Given problem 1 - According to the biography of Tekla Teresa Łubieńska, who gave her a French education?
>> BEGIN Source
Tekla Teresa Łubieńska (born 6 June 1767 in Warsaw, died 15 August 1810 in Kraków) – was a Polish playwright, poet and translator.

Biography 
Łubieńska was the daughter of Polish nobles, Franciszek Bieliński, (nephew and adopted son of Franciszek Bieliński), court writer and senator for Czersk and his wife, Krystyna Justyna Sanguszko. She was taught at home. At age of 11 in 1778 she lost her mother. From then on, she was in the care of the duchess, Barbara Sanguszko, her maternal grandmother who gave her a French education. She later married, as his second wife, Feliks Łubieński, a future Minister of Justice in Congress Poland. They had ten children, among them, Tomasz and Henryk. While Tekla's husband was involved in the turbulent politics of the Targowica Confederation, she left pregnant for Prague with her children. On her return to Poland in 1785, she settled in the family estate in Guzów and devoted herself to family life, child-bearing and her writing. She died suddenly at the early age of just 43, in Kraków in August 1810. She is an ancestor of British actor, Rula Lenska.
>> END Source
>> BEGIN Records for the task
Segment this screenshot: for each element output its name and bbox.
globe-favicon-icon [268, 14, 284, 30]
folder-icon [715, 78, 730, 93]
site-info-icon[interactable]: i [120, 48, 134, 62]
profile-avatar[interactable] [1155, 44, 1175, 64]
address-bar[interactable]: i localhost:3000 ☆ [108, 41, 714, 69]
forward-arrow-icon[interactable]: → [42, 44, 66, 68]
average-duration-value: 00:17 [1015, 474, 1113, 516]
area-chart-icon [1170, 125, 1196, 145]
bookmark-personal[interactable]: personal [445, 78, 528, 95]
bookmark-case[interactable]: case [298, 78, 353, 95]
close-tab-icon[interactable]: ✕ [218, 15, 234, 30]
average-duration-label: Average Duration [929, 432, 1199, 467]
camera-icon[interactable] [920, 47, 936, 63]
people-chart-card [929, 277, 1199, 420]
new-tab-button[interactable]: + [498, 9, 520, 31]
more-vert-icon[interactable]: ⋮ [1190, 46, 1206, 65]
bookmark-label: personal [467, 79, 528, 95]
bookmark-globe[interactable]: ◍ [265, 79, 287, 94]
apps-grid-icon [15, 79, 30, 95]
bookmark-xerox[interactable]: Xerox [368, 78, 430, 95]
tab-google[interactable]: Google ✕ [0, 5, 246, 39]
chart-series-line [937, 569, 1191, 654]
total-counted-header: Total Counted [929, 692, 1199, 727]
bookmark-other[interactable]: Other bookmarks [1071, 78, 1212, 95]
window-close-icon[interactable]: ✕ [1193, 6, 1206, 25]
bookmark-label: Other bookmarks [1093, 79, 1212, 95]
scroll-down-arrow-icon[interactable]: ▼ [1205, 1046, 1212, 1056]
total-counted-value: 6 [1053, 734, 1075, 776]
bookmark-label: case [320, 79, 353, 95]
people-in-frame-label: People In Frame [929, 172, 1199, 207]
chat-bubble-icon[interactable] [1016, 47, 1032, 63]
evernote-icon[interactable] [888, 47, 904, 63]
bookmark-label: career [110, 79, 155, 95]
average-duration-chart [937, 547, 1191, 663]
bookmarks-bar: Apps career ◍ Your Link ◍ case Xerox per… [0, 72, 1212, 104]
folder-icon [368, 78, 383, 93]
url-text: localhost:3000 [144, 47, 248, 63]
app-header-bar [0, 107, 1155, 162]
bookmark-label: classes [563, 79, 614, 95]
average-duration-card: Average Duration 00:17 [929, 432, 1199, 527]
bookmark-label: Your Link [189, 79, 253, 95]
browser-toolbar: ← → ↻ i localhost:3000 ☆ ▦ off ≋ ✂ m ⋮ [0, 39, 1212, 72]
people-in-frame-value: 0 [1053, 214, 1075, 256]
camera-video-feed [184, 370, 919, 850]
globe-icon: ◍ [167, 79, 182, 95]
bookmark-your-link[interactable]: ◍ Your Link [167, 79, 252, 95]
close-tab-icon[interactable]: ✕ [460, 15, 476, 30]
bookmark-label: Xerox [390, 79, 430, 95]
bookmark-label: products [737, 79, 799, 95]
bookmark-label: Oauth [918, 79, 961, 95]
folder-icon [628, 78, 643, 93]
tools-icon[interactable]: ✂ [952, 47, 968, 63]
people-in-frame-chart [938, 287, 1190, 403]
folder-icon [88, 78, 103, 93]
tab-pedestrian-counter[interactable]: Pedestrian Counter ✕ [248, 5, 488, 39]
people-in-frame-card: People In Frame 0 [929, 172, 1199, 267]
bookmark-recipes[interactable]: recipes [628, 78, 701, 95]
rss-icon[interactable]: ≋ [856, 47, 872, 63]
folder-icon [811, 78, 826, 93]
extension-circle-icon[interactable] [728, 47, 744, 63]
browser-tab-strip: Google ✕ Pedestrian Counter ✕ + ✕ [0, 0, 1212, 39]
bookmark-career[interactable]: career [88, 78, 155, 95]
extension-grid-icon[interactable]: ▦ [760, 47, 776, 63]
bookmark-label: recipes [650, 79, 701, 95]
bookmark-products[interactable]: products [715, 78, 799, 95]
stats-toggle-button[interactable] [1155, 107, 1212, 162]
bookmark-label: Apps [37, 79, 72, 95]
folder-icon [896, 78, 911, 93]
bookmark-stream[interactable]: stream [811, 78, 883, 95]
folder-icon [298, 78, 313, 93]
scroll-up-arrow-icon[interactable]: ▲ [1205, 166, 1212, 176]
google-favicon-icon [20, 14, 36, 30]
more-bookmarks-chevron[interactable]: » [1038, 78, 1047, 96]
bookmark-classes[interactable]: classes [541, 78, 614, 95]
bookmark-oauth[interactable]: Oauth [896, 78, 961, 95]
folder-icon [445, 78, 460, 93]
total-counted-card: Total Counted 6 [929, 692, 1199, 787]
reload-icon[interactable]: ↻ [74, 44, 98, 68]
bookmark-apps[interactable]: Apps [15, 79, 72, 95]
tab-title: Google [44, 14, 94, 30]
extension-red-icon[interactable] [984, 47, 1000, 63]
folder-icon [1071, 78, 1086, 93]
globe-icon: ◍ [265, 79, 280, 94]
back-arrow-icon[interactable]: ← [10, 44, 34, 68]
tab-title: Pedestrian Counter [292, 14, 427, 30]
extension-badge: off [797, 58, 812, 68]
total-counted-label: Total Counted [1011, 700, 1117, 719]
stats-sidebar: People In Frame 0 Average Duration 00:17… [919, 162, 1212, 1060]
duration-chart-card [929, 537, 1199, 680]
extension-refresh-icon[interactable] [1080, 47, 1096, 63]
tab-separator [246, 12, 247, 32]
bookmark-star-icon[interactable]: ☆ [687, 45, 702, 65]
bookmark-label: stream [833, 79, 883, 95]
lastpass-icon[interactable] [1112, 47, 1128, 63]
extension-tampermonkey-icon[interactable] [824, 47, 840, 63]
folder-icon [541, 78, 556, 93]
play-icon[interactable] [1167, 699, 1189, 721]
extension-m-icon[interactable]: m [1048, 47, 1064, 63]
>> END Records for the task
Given problem 2 - Copy the records from their first line through the line containing "url-text: localhost:3000 [144, 47, 248, 63]", including both of those lines.

Correct result 1 - Her maternal grandmother, the duchess Barbara Sanguszko, gave her a French education.

Correct result 2 -
Segment this screenshot: for each element output its name and bbox.
globe-favicon-icon [268, 14, 284, 30]
folder-icon [715, 78, 730, 93]
site-info-icon[interactable]: i [120, 48, 134, 62]
profile-avatar[interactable] [1155, 44, 1175, 64]
address-bar[interactable]: i localhost:3000 ☆ [108, 41, 714, 69]
forward-arrow-icon[interactable]: → [42, 44, 66, 68]
average-duration-value: 00:17 [1015, 474, 1113, 516]
area-chart-icon [1170, 125, 1196, 145]
bookmark-personal[interactable]: personal [445, 78, 528, 95]
bookmark-case[interactable]: case [298, 78, 353, 95]
close-tab-icon[interactable]: ✕ [218, 15, 234, 30]
average-duration-label: Average Duration [929, 432, 1199, 467]
camera-icon[interactable] [920, 47, 936, 63]
people-chart-card [929, 277, 1199, 420]
new-tab-button[interactable]: + [498, 9, 520, 31]
more-vert-icon[interactable]: ⋮ [1190, 46, 1206, 65]
bookmark-label: personal [467, 79, 528, 95]
bookmark-globe[interactable]: ◍ [265, 79, 287, 94]
apps-grid-icon [15, 79, 30, 95]
bookmark-xerox[interactable]: Xerox [368, 78, 430, 95]
tab-google[interactable]: Google ✕ [0, 5, 246, 39]
chart-series-line [937, 569, 1191, 654]
total-counted-header: Total Counted [929, 692, 1199, 727]
bookmark-other[interactable]: Other bookmarks [1071, 78, 1212, 95]
window-close-icon[interactable]: ✕ [1193, 6, 1206, 25]
bookmark-label: Other bookmarks [1093, 79, 1212, 95]
scroll-down-arrow-icon[interactable]: ▼ [1205, 1046, 1212, 1056]
total-counted-value: 6 [1053, 734, 1075, 776]
bookmark-label: case [320, 79, 353, 95]
people-in-frame-label: People In Frame [929, 172, 1199, 207]
chat-bubble-icon[interactable] [1016, 47, 1032, 63]
evernote-icon[interactable] [888, 47, 904, 63]
bookmark-label: career [110, 79, 155, 95]
average-duration-chart [937, 547, 1191, 663]
bookmarks-bar: Apps career ◍ Your Link ◍ case Xerox per… [0, 72, 1212, 104]
folder-icon [368, 78, 383, 93]
url-text: localhost:3000 [144, 47, 248, 63]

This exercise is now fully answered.